### STUDY QUESTIONS
a - Decide whether each statement agrees with the discussion of tools and programming languages. Answer yes or no, and quote the words of the discussion that settle it. (i) A programming language lies between tools and media. (ii) Cucumber and Behave try to turn natural language into a programming language. (iii) COBOL was designed with linguistic theory in mind.
b - Write the next part of the discussion of tools and programming languages, picking up after its final sentence.
PASSAGE: Begin

    The other tools, like the washing machine, IMO are really ultimately very specific niche servants. Imagine a washing machine that requires an operator to do things like “trigger soap release” or “flush water and begin rinse”. That’s the ‘user’ of this tool, except that in the washing machine example this is automated by a robot.

    When this gets really interesting is when the tool under analysis is a programming language, because as these are more like instruments (which are used as tools to create the robots!), they become extensions of the user. From here it’s easier to jump (but still a jump) into the idea that “language is a tool/instrument” which makes us forget ourselves in it.

    • “Premature user-friendliness is the root of all toolchain jankiness perhaps.”

      It also builds up a cognitive barrier between the user and the domain. This is especially agreggious when the user is engaging the domain creatively over time. You end up just creating a secondary ‘interface domain’. One that the user has to develop intuitions and habits around that often compete with intuitions and habits they have or could be developing in the for the target domain.

    • When this gets really interesting is when the tool under analysis is a programming language, because as these are more like instruments (which are used as tools to create the robots!), they become extensions of the user.

      A programming language exists in the intersection between tools and media. It is a tool because it is tied to an end goal which is a set of actions ( a tool “in the last instance” ) but it is a medium of expression for writers / readers. There have been funny ways to stretch PLs to become natural language like ( COBOL ) or perceiving them in the opposite way and design them with linguistic theory in mind ( Perl ). Personally I’m most fond of hybrid NL-PL systems such as Cucumber | Behave, which knot them together without striving to make one the other. The mapping from a phrase to a function ( to a “step” ) is arbitrary. Specification and implementation are forever separated ( although there exists a recursion in that phrases may exist in steps ). It is as if this it was a a refection of an ironic / pomo theory of language. I think it is the best which came out of Agile but that’s for another discussion.
PASSAGE: End
DATASET CONTENT: Begin
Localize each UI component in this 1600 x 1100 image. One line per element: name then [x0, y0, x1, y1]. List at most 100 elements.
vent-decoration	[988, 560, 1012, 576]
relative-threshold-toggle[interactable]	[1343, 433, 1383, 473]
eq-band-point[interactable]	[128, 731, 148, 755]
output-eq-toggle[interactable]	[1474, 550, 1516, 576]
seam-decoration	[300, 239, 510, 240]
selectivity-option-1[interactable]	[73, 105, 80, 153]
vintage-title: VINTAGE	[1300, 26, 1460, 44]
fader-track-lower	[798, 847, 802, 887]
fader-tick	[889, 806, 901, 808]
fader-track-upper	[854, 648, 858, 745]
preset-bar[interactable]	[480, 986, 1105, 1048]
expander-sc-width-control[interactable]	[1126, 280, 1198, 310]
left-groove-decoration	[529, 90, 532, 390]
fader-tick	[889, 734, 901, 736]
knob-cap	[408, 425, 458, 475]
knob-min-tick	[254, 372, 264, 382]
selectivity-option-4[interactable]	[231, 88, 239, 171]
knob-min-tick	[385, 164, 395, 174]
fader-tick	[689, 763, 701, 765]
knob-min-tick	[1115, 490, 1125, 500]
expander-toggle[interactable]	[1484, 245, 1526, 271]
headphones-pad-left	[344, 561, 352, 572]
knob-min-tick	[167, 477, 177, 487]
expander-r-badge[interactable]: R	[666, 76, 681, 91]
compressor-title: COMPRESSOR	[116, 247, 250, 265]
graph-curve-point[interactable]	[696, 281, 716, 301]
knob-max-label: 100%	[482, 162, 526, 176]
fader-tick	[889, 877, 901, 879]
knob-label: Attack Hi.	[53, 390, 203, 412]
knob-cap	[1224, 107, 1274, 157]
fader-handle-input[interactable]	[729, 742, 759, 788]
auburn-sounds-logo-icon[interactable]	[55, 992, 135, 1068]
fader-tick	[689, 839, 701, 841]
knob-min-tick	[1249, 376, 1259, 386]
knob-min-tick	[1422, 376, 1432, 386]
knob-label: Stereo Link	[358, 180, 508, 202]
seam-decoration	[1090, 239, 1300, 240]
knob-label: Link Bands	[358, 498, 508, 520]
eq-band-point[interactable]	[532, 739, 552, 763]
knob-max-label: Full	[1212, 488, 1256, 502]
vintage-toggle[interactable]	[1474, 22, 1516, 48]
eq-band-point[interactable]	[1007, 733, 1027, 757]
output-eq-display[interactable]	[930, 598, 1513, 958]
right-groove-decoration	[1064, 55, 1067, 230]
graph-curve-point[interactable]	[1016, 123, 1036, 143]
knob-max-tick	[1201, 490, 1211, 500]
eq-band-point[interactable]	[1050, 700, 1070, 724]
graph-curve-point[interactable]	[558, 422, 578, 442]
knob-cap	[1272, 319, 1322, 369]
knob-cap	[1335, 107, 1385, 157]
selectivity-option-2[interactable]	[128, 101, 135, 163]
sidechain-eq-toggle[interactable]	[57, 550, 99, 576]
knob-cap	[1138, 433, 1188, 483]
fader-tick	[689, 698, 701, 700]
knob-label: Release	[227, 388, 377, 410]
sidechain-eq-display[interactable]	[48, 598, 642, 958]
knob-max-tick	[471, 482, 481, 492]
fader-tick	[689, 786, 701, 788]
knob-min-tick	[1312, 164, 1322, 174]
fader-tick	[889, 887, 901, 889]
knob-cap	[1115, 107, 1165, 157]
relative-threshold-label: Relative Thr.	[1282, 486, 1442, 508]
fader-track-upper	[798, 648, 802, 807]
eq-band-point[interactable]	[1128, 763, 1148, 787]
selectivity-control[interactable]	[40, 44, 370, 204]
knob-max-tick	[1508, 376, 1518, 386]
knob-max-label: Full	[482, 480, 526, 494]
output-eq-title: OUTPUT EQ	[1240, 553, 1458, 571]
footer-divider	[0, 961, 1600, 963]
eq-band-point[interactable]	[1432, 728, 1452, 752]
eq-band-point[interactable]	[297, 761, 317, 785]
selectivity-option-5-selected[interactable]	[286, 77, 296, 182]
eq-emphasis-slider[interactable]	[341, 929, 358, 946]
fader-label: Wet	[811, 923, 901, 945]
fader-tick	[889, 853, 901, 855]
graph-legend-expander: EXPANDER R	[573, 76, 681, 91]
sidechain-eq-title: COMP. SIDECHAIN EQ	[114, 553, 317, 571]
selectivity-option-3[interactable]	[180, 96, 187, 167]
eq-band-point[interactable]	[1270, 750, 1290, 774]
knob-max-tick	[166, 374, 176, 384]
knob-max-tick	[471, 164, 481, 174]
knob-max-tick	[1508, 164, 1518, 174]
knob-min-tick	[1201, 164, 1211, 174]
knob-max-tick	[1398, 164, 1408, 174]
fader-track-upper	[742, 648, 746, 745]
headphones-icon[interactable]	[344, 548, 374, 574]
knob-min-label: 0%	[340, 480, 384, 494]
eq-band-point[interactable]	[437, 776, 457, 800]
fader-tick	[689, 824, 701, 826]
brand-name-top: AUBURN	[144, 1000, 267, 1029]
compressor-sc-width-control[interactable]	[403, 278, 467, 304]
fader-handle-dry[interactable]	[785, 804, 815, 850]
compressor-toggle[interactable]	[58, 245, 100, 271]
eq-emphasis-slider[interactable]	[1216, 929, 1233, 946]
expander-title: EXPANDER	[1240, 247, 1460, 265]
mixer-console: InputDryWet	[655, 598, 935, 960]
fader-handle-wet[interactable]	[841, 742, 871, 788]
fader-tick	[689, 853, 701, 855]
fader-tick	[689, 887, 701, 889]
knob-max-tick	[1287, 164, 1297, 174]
DATASET CONTENT: End
### SOLVED TASKS
a -
(i) Yes: "A programming language exists in the intersection between tools and media."
(ii) No: "which knot them together without striving to make one the other."
(iii) No: "There have been funny ways to stretch PLs to become natural language like ( COBOL ) or perceiving them in the opposite way and design them with linguistic theory in mind ( Perl )."

b -
  3. Great post. I need a ‘cogitation while’ – to absorb your ‘high abstraction above tools’ analogies.

    A question. With AI interfaces – say Open AI Codex and Deepmind, will they allow for the user’s idea to override / subsume your stated tool “basic to mastery” levels enabling us mere mortals to make our oerception of an outcome to a problem / solution / new tool without the need for learnung said tools?

    Eg you as a kid in 2100 deciding to make a robot assistant to solve a problem, reversing your stated learning, and gaining mastery via feedback of created tool?

    Learn by doing without having to learn tools to do?

    I am just about to ask Open AI Codex to let a 14yo create a program without all tool interface and mastery – natural language is the tool needed. And a seasoned racing driver ro create novel tracks and vehiclles again without learning tools, just experience. All it seems is needed is the training sets.

    Apologies for simplistic questions above as this is straight off the top of mind upon reading this.

  4. Venkat: as a physics-friendly tool user by nature I immediately grasped this distinction. Definitely a “I should have thought of that!” moment. The praxis and poesis dimensions were less clear to me. Something like “scope” and “opinionatedness”?

  5. You mThis was a very intriguing read, thank you for writing it. You mention using the no-code example how sometimes the complexity is just moved instead of reducing it, and often just makes the tool harder to use. Can you mention some of these respective challenges using no-code? I’m curious as I don’t have first-hand experience using it.

    Why do you end up preferring the ‘geeky’ tools, is it because in the end you just need to get the job done out of necessity? or do you like the feeling of pride/confidence that comes with understanding a ‘geeky’ tool and doing the job yourself?

    What would be an example of a tool fundamentally reducing complexity while also maintaining user-friendliness?ention how

  6. > My current conception of robots includes machine learning and blockchain aspects.

    Could you please expand on this?